WHAT YOU ARE ASKED TO DO: Rewrite the data below with "bullet-icon" changed to "bullet-marker" throughout, leaving everything else unchanged.

RAW RECORDS:
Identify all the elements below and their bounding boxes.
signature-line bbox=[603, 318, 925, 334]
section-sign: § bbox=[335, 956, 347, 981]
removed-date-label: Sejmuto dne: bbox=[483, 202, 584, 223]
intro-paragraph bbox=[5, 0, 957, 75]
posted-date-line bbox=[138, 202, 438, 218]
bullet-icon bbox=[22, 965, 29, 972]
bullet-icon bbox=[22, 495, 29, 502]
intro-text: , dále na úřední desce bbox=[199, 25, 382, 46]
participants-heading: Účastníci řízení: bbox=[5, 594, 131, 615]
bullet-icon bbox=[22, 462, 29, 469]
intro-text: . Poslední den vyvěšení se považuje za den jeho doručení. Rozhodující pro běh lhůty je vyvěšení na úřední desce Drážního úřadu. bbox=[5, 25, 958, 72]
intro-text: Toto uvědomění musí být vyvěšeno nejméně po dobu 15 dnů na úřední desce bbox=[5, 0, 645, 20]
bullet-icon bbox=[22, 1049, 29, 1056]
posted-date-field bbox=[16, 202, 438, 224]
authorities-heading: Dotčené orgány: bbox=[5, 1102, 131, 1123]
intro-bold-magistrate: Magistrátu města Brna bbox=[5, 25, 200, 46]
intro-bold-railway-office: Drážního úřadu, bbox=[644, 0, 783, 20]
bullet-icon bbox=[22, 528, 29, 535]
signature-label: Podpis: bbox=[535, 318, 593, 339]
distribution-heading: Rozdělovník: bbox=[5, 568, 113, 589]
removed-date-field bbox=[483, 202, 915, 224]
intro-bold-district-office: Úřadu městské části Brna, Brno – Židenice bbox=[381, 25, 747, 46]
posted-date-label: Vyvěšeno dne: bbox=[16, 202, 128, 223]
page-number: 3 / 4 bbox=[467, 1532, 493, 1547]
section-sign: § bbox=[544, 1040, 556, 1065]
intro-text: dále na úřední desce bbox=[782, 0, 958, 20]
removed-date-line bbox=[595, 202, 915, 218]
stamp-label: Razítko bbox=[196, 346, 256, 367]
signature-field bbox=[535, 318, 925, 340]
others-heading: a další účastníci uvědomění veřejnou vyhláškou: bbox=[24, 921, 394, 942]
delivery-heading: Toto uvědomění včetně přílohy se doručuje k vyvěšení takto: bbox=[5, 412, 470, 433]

THE RESULT:
Identify all the elements below and their bounding boxes.
signature-line bbox=[603, 318, 925, 334]
section-sign: § bbox=[335, 956, 347, 981]
removed-date-label: Sejmuto dne: bbox=[483, 202, 584, 223]
intro-paragraph bbox=[5, 0, 957, 75]
posted-date-line bbox=[138, 202, 438, 218]
bullet-marker bbox=[22, 965, 29, 972]
bullet-marker bbox=[22, 495, 29, 502]
intro-text: , dále na úřední desce bbox=[199, 25, 382, 46]
participants-heading: Účastníci řízení: bbox=[5, 594, 131, 615]
bullet-marker bbox=[22, 462, 29, 469]
intro-text: . Poslední den vyvěšení se považuje za den jeho doručení. Rozhodující pro běh lhůty je vyvěšení na úřední desce Drážního úřadu. bbox=[5, 25, 958, 72]
intro-text: Toto uvědomění musí být vyvěšeno nejméně po dobu 15 dnů na úřední desce bbox=[5, 0, 645, 20]
bullet-marker bbox=[22, 1049, 29, 1056]
posted-date-field bbox=[16, 202, 438, 224]
authorities-heading: Dotčené orgány: bbox=[5, 1102, 131, 1123]
intro-bold-magistrate: Magistrátu města Brna bbox=[5, 25, 200, 46]
intro-bold-railway-office: Drážního úřadu, bbox=[644, 0, 783, 20]
bullet-marker bbox=[22, 528, 29, 535]
signature-label: Podpis: bbox=[535, 318, 593, 339]
distribution-heading: Rozdělovník: bbox=[5, 568, 113, 589]
removed-date-field bbox=[483, 202, 915, 224]
intro-bold-district-office: Úřadu městské části Brna, Brno – Židenice bbox=[381, 25, 747, 46]
posted-date-label: Vyvěšeno dne: bbox=[16, 202, 128, 223]
page-number: 3 / 4 bbox=[467, 1532, 493, 1547]
section-sign: § bbox=[544, 1040, 556, 1065]
intro-text: dále na úřední desce bbox=[782, 0, 958, 20]
removed-date-line bbox=[595, 202, 915, 218]
stamp-label: Razítko bbox=[196, 346, 256, 367]
signature-field bbox=[535, 318, 925, 340]
others-heading: a další účastníci uvědomění veřejnou vyhláškou: bbox=[24, 921, 394, 942]
delivery-heading: Toto uvědomění včetně přílohy se doručuje k vyvěšení takto: bbox=[5, 412, 470, 433]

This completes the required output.